• **PROMPT**: Give every line of the items below as a JSON list of strings, one string per line, leaving out blank lines and the pictures.

-- SUPPLIED RECORDS start --

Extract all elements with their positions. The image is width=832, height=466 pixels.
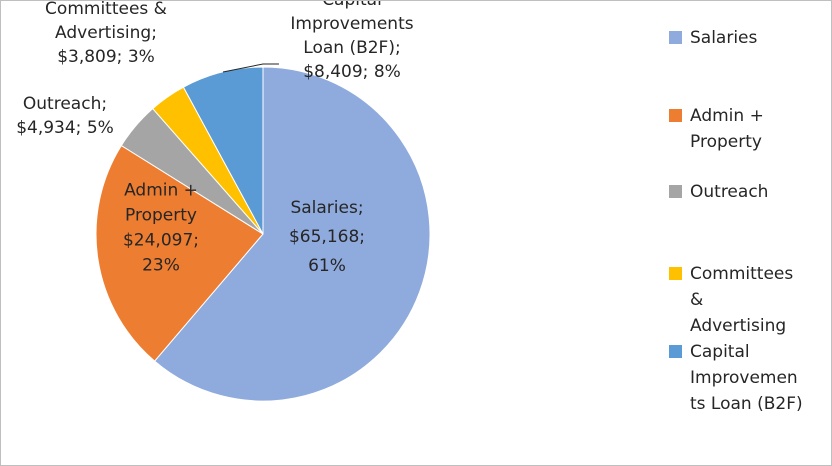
legend-swatch [669,109,682,122]
legend-label: Salaries [690,28,758,48]
data-label-line: Property [125,206,197,226]
data-label-line: Improvements [290,14,413,34]
data-label-line: Committees & [45,1,167,19]
data-label-line: $65,168; [289,227,365,247]
legend-label: Capital Improvemen ts Loan (B2F) [690,342,803,414]
pie-slice-salaries [153,66,431,402]
data-label-line: 61% [308,256,346,276]
data-label-line: Outreach; [23,94,107,114]
data-label-line: $8,409; 8% [303,62,401,82]
legend-swatch [669,31,682,44]
legend-swatch [669,345,682,358]
data-label-capital-improvements-loan-b2f: Capital Improvements Loan (B2F); $8,409; 8% [290,1,413,82]
data-label-line: Advertising; [55,23,157,43]
legend-label: Committees & Advertising [690,264,794,336]
legend-label: Outreach [690,182,769,202]
legend-swatch [669,185,682,198]
data-label-line: $24,097; [123,231,199,251]
data-label-line: Capital [322,1,382,10]
leader-line [222,63,279,73]
data-label-line: Loan (B2F); [303,38,400,58]
data-label-line: Admin + [124,181,198,201]
legend-swatch [669,267,682,280]
legend-label: Admin + Property [690,106,764,152]
data-label-line: $3,809; 3% [57,47,155,67]
pie-slice-admin-property [95,144,264,362]
data-label-admin-property: Admin + Property $24,097; 23% [123,181,199,276]
data-label-line: $4,934; 5% [16,118,114,138]
pie-slice-capital-improvements-loan-b2f [182,66,264,235]
data-label-salaries: Salaries; $65,168; 61% [289,198,365,276]
data-label-outreach: Outreach; $4,934; 5% [16,94,114,138]
data-label-line: Salaries; [290,198,363,218]
data-label-line: 23% [142,256,180,276]
data-label-committees-advertising: Committees & Advertising; $3,809; 3% [45,1,167,67]
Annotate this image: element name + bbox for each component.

-- SUPPLIED RECORDS end --

• **ANSWER TO THIS PROBLEM**:
[
  "Extract all elements with their positions. The image is width=832, height=466 pixels.",
  "legend-swatch [669,109,682,122]",
  "legend-label: Salaries [690,28,758,48]",
  "data-label-line: Property [125,206,197,226]",
  "data-label-line: Improvements [290,14,413,34]",
  "data-label-line: Committees & [45,1,167,19]",
  "data-label-line: $65,168; [289,227,365,247]",
  "legend-label: Capital Improvemen ts Loan (B2F) [690,342,803,414]",
  "pie-slice-salaries [153,66,431,402]",
  "data-label-line: 61% [308,256,346,276]",
  "data-label-line: Outreach; [23,94,107,114]",
  "data-label-line: $8,409; 8% [303,62,401,82]",
  "legend-swatch [669,31,682,44]",
  "legend-swatch [669,345,682,358]",
  "data-label-capital-improvements-loan-b2f: Capital Improvements Loan (B2F); $8,409; 8% [290,1,413,82]",
  "data-label-line: Advertising; [55,23,157,43]",
  "legend-label: Committees & Advertising [690,264,794,336]",
  "legend-label: Outreach [690,182,769,202]",
  "legend-swatch [669,185,682,198]",
  "data-label-line: $24,097; [123,231,199,251]",
  "data-label-line: Capital [322,1,382,10]",
  "leader-line [222,63,279,73]",
  "data-label-line: Loan (B2F); [303,38,400,58]",
  "data-label-line: Admin + [124,181,198,201]",
  "legend-swatch [669,267,682,280]",
  "legend-label: Admin + Property [690,106,764,152]",
  "data-label-line: $3,809; 3% [57,47,155,67]",
  "pie-slice-admin-property [95,144,264,362]",
  "data-label-admin-property: Admin + Property $24,097; 23% [123,181,199,276]",
  "data-label-line: $4,934; 5% [16,118,114,138]",
  "pie-slice-capital-improvements-loan-b2f [182,66,264,235]",
  "data-label-salaries: Salaries; $65,168; 61% [289,198,365,276]",
  "data-label-outreach: Outreach; $4,934; 5% [16,94,114,138]",
  "data-label-line: Salaries; [290,198,363,218]",
  "data-label-line: 23% [142,256,180,276]",
  "data-label-committees-advertising: Committees & Advertising; $3,809; 3% [45,1,167,67]",
  "Annotate this image: element name + bbox for each component."
]